╭─ EXERCISE INPUT
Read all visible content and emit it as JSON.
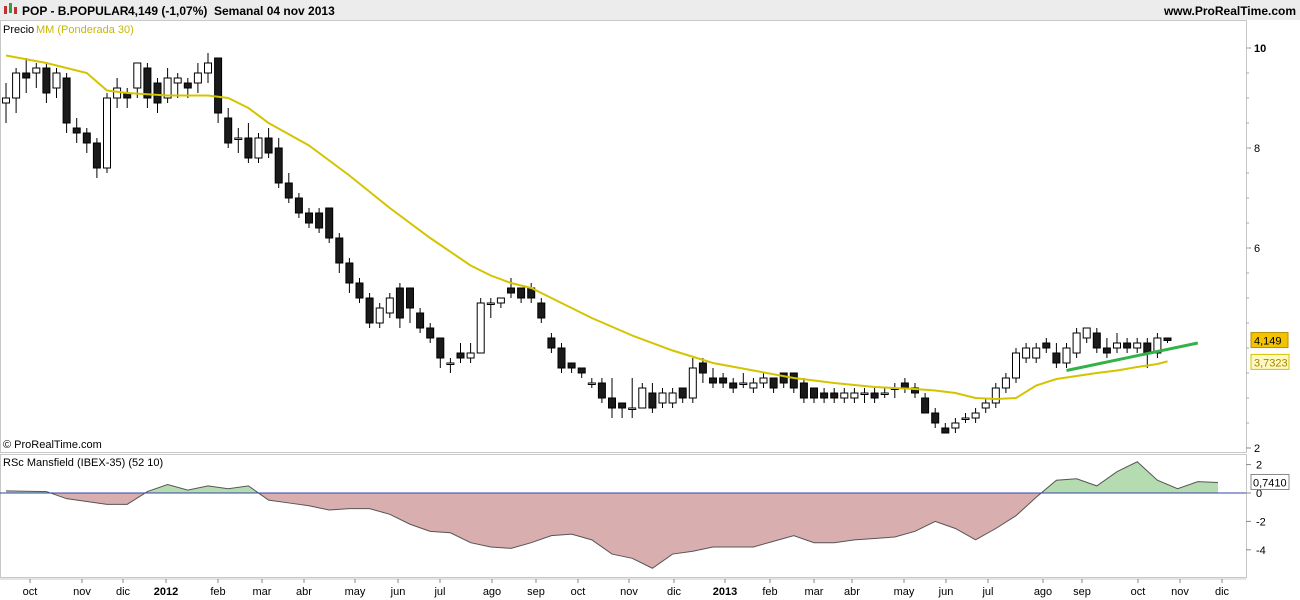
{
  "header": {
    "symbol": "POP - B.POPULAR",
    "last": "4,149 (-1,07%)",
    "period": "Semanal  04 nov 2013",
    "site": "www.ProRealTime.com"
  },
  "legend": {
    "price_label": "Precio",
    "ma_label": "MM (Ponderada 30)"
  },
  "watermark": "© ProRealTime.com",
  "colors": {
    "up_fill": "#ffffff",
    "down_fill": "#1a1a1a",
    "wick": "#000000",
    "ma": "#d4c400",
    "trend": "#33b24a",
    "rsc_pos": "#b5dcb0",
    "rsc_neg": "#d9aeae",
    "rsc_line": "#555555",
    "zero_line": "#3344aa",
    "badge_price": "#f3c200",
    "badge_ma": "#fff7c2"
  },
  "chart_data": [
    {
      "type": "candlestick",
      "xlabels": [
        "oct",
        "nov",
        "dic",
        "2012",
        "feb",
        "mar",
        "abr",
        "may",
        "jun",
        "jul",
        "ago",
        "sep",
        "oct",
        "nov",
        "dic",
        "2013",
        "feb",
        "mar",
        "abr",
        "may",
        "jun",
        "jul",
        "ago",
        "sep",
        "oct",
        "nov",
        "dic"
      ],
      "y_ticks": [
        "10",
        "8",
        "6",
        "2"
      ],
      "ylim": [
        2,
        10.2
      ],
      "last_price": "4,149",
      "ma_last": "3,7323",
      "candles": [
        [
          8.9,
          9.3,
          8.5,
          9.0
        ],
        [
          9.0,
          9.6,
          8.7,
          9.5
        ],
        [
          9.5,
          9.8,
          9.1,
          9.4
        ],
        [
          9.5,
          9.7,
          9.2,
          9.6
        ],
        [
          9.6,
          9.7,
          8.9,
          9.1
        ],
        [
          9.2,
          9.6,
          9.0,
          9.5
        ],
        [
          9.4,
          9.5,
          8.3,
          8.5
        ],
        [
          8.4,
          8.6,
          8.1,
          8.3
        ],
        [
          8.3,
          8.4,
          7.9,
          8.1
        ],
        [
          8.1,
          8.2,
          7.4,
          7.6
        ],
        [
          7.6,
          9.1,
          7.5,
          9.0
        ],
        [
          9.0,
          9.4,
          8.8,
          9.2
        ],
        [
          9.1,
          9.2,
          8.8,
          9.0
        ],
        [
          9.2,
          9.7,
          9.0,
          9.7
        ],
        [
          9.6,
          9.7,
          8.8,
          9.0
        ],
        [
          9.3,
          9.4,
          8.7,
          8.9
        ],
        [
          9.0,
          9.6,
          8.9,
          9.4
        ],
        [
          9.3,
          9.5,
          9.0,
          9.4
        ],
        [
          9.3,
          9.4,
          9.0,
          9.2
        ],
        [
          9.3,
          9.7,
          9.1,
          9.5
        ],
        [
          9.5,
          9.9,
          9.3,
          9.7
        ],
        [
          9.8,
          9.8,
          8.5,
          8.7
        ],
        [
          8.6,
          8.8,
          8.0,
          8.1
        ],
        [
          8.2,
          8.4,
          7.9,
          8.2
        ],
        [
          8.2,
          8.5,
          7.7,
          7.8
        ],
        [
          7.8,
          8.3,
          7.7,
          8.2
        ],
        [
          8.2,
          8.4,
          7.8,
          7.9
        ],
        [
          8.0,
          8.2,
          7.2,
          7.3
        ],
        [
          7.3,
          7.5,
          6.9,
          7.0
        ],
        [
          7.0,
          7.1,
          6.6,
          6.7
        ],
        [
          6.7,
          6.8,
          6.4,
          6.5
        ],
        [
          6.7,
          6.8,
          6.3,
          6.4
        ],
        [
          6.8,
          6.8,
          6.1,
          6.2
        ],
        [
          6.2,
          6.3,
          5.5,
          5.7
        ],
        [
          5.7,
          5.8,
          5.1,
          5.3
        ],
        [
          5.3,
          5.4,
          4.9,
          5.0
        ],
        [
          5.0,
          5.1,
          4.4,
          4.5
        ],
        [
          4.5,
          4.9,
          4.4,
          4.8
        ],
        [
          4.7,
          5.1,
          4.6,
          5.0
        ],
        [
          5.2,
          5.3,
          4.4,
          4.6
        ],
        [
          5.2,
          5.2,
          4.5,
          4.8
        ],
        [
          4.7,
          4.8,
          4.3,
          4.4
        ],
        [
          4.4,
          4.5,
          4.1,
          4.2
        ],
        [
          4.2,
          4.2,
          3.6,
          3.8
        ],
        [
          3.7,
          3.8,
          3.5,
          3.7
        ],
        [
          3.9,
          4.1,
          3.7,
          3.8
        ],
        [
          3.8,
          4.1,
          3.7,
          3.9
        ],
        [
          3.9,
          5.0,
          3.9,
          4.9
        ],
        [
          4.9,
          5.0,
          4.6,
          4.9
        ],
        [
          4.9,
          5.0,
          4.8,
          5.0
        ],
        [
          5.2,
          5.4,
          5.0,
          5.1
        ],
        [
          5.2,
          5.2,
          4.9,
          5.0
        ],
        [
          5.2,
          5.3,
          4.9,
          5.0
        ],
        [
          4.9,
          5.0,
          4.5,
          4.6
        ],
        [
          4.2,
          4.3,
          3.9,
          4.0
        ],
        [
          4.0,
          4.1,
          3.5,
          3.6
        ],
        [
          3.7,
          3.7,
          3.5,
          3.6
        ],
        [
          3.6,
          3.6,
          3.4,
          3.5
        ],
        [
          3.3,
          3.4,
          3.2,
          3.3
        ],
        [
          3.3,
          3.4,
          2.9,
          3.0
        ],
        [
          3.0,
          3.4,
          2.6,
          2.8
        ],
        [
          2.9,
          2.9,
          2.6,
          2.8
        ],
        [
          2.8,
          3.4,
          2.6,
          2.8
        ],
        [
          2.8,
          3.3,
          2.8,
          3.2
        ],
        [
          3.1,
          3.3,
          2.7,
          2.8
        ],
        [
          2.9,
          3.2,
          2.8,
          3.1
        ],
        [
          2.9,
          3.2,
          2.8,
          3.1
        ],
        [
          3.2,
          3.2,
          2.9,
          3.0
        ],
        [
          3.0,
          3.8,
          2.9,
          3.6
        ],
        [
          3.7,
          3.8,
          3.3,
          3.5
        ],
        [
          3.4,
          3.6,
          3.2,
          3.3
        ],
        [
          3.4,
          3.5,
          3.2,
          3.3
        ],
        [
          3.3,
          3.4,
          3.1,
          3.2
        ],
        [
          3.3,
          3.5,
          3.2,
          3.3
        ],
        [
          3.2,
          3.4,
          3.1,
          3.3
        ],
        [
          3.3,
          3.5,
          3.2,
          3.4
        ],
        [
          3.4,
          3.4,
          3.1,
          3.2
        ],
        [
          3.5,
          3.5,
          3.2,
          3.3
        ],
        [
          3.5,
          3.5,
          3.1,
          3.2
        ],
        [
          3.3,
          3.4,
          2.9,
          3.0
        ],
        [
          3.2,
          3.2,
          2.9,
          3.0
        ],
        [
          3.1,
          3.2,
          2.9,
          3.0
        ],
        [
          3.1,
          3.2,
          2.9,
          3.0
        ],
        [
          3.0,
          3.2,
          2.9,
          3.1
        ],
        [
          3.0,
          3.2,
          2.9,
          3.1
        ],
        [
          3.1,
          3.2,
          2.9,
          3.1
        ],
        [
          3.1,
          3.2,
          2.9,
          3.0
        ],
        [
          3.1,
          3.2,
          3.0,
          3.1
        ],
        [
          3.2,
          3.3,
          3.0,
          3.2
        ],
        [
          3.3,
          3.4,
          3.1,
          3.2
        ],
        [
          3.2,
          3.3,
          3.0,
          3.1
        ],
        [
          3.0,
          3.1,
          2.7,
          2.7
        ],
        [
          2.7,
          2.8,
          2.4,
          2.5
        ],
        [
          2.4,
          2.5,
          2.3,
          2.3
        ],
        [
          2.4,
          2.6,
          2.3,
          2.5
        ],
        [
          2.6,
          2.7,
          2.5,
          2.6
        ],
        [
          2.6,
          2.8,
          2.5,
          2.7
        ],
        [
          2.8,
          3.0,
          2.7,
          2.9
        ],
        [
          2.9,
          3.3,
          2.8,
          3.2
        ],
        [
          3.2,
          3.5,
          3.1,
          3.4
        ],
        [
          3.4,
          4.0,
          3.3,
          3.9
        ],
        [
          3.8,
          4.1,
          3.7,
          4.0
        ],
        [
          3.8,
          4.1,
          3.7,
          4.0
        ],
        [
          4.1,
          4.2,
          3.9,
          4.0
        ],
        [
          3.9,
          4.1,
          3.6,
          3.7
        ],
        [
          3.7,
          4.1,
          3.6,
          4.0
        ],
        [
          3.9,
          4.4,
          3.8,
          4.3
        ],
        [
          4.2,
          4.4,
          4.1,
          4.4
        ],
        [
          4.3,
          4.4,
          3.9,
          4.0
        ],
        [
          4.0,
          4.2,
          3.8,
          3.9
        ],
        [
          4.0,
          4.3,
          3.9,
          4.1
        ],
        [
          4.1,
          4.2,
          3.9,
          4.0
        ],
        [
          4.0,
          4.2,
          3.9,
          4.1
        ],
        [
          4.1,
          4.2,
          3.6,
          3.9
        ],
        [
          3.9,
          4.3,
          3.8,
          4.2
        ],
        [
          4.2,
          4.2,
          4.1,
          4.15
        ]
      ],
      "ma": [
        [
          0,
          9.85
        ],
        [
          4,
          9.7
        ],
        [
          8,
          9.5
        ],
        [
          10,
          9.15
        ],
        [
          12,
          9.1
        ],
        [
          16,
          9.05
        ],
        [
          20,
          9.05
        ],
        [
          22,
          9.0
        ],
        [
          24,
          8.8
        ],
        [
          26,
          8.5
        ],
        [
          30,
          8.05
        ],
        [
          34,
          7.45
        ],
        [
          38,
          6.8
        ],
        [
          42,
          6.2
        ],
        [
          46,
          5.65
        ],
        [
          48,
          5.45
        ],
        [
          50,
          5.3
        ],
        [
          52,
          5.2
        ],
        [
          54,
          5.0
        ],
        [
          58,
          4.6
        ],
        [
          62,
          4.25
        ],
        [
          66,
          3.95
        ],
        [
          70,
          3.7
        ],
        [
          74,
          3.55
        ],
        [
          78,
          3.4
        ],
        [
          82,
          3.3
        ],
        [
          86,
          3.22
        ],
        [
          90,
          3.18
        ],
        [
          92,
          3.15
        ],
        [
          94,
          3.1
        ],
        [
          96,
          3.0
        ],
        [
          98,
          2.98
        ],
        [
          100,
          3.0
        ],
        [
          102,
          3.25
        ],
        [
          104,
          3.38
        ],
        [
          106,
          3.44
        ],
        [
          108,
          3.5
        ],
        [
          110,
          3.55
        ],
        [
          112,
          3.62
        ],
        [
          114,
          3.68
        ],
        [
          115,
          3.7323
        ]
      ],
      "trendline": [
        [
          105,
          3.55
        ],
        [
          118,
          4.1
        ]
      ]
    },
    {
      "type": "area",
      "title": "RSc Mansfield (IBEX-35) (52 10)",
      "y_ticks": [
        "2",
        "0",
        "-2",
        "-4"
      ],
      "ylim": [
        -5.8,
        2.5
      ],
      "last_value": "0,7410",
      "values": [
        [
          0,
          0.15
        ],
        [
          4,
          0.1
        ],
        [
          6,
          -0.4
        ],
        [
          8,
          -0.6
        ],
        [
          10,
          -0.8
        ],
        [
          12,
          -0.8
        ],
        [
          14,
          0.1
        ],
        [
          16,
          0.6
        ],
        [
          18,
          0.2
        ],
        [
          20,
          0.5
        ],
        [
          22,
          0.3
        ],
        [
          24,
          0.5
        ],
        [
          26,
          -0.5
        ],
        [
          28,
          -0.7
        ],
        [
          30,
          -0.9
        ],
        [
          32,
          -1.2
        ],
        [
          34,
          -1.1
        ],
        [
          36,
          -1.1
        ],
        [
          38,
          -1.5
        ],
        [
          40,
          -2.2
        ],
        [
          42,
          -2.7
        ],
        [
          44,
          -2.8
        ],
        [
          46,
          -3.5
        ],
        [
          48,
          -3.8
        ],
        [
          50,
          -3.9
        ],
        [
          52,
          -3.5
        ],
        [
          54,
          -3.0
        ],
        [
          56,
          -2.9
        ],
        [
          58,
          -3.3
        ],
        [
          60,
          -4.3
        ],
        [
          62,
          -4.6
        ],
        [
          64,
          -5.3
        ],
        [
          66,
          -4.3
        ],
        [
          68,
          -4.1
        ],
        [
          70,
          -3.8
        ],
        [
          72,
          -3.8
        ],
        [
          74,
          -3.8
        ],
        [
          76,
          -3.4
        ],
        [
          78,
          -3.0
        ],
        [
          80,
          -3.5
        ],
        [
          82,
          -3.5
        ],
        [
          84,
          -3.3
        ],
        [
          86,
          -3.2
        ],
        [
          88,
          -3.1
        ],
        [
          90,
          -2.7
        ],
        [
          92,
          -2.0
        ],
        [
          94,
          -2.5
        ],
        [
          96,
          -3.3
        ],
        [
          98,
          -2.5
        ],
        [
          100,
          -1.6
        ],
        [
          102,
          -0.3
        ],
        [
          104,
          0.9
        ],
        [
          106,
          1.0
        ],
        [
          108,
          0.5
        ],
        [
          110,
          1.5
        ],
        [
          112,
          2.2
        ],
        [
          114,
          0.9
        ],
        [
          116,
          0.3
        ],
        [
          118,
          0.8
        ],
        [
          120,
          0.74
        ]
      ]
    }
  ]
}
╰─
TASK DESCRIPTION
Tally the lines of the preceding listing in which the word "ProRealTime" appears; state nothing but the total.

FINISHED ANSWER
2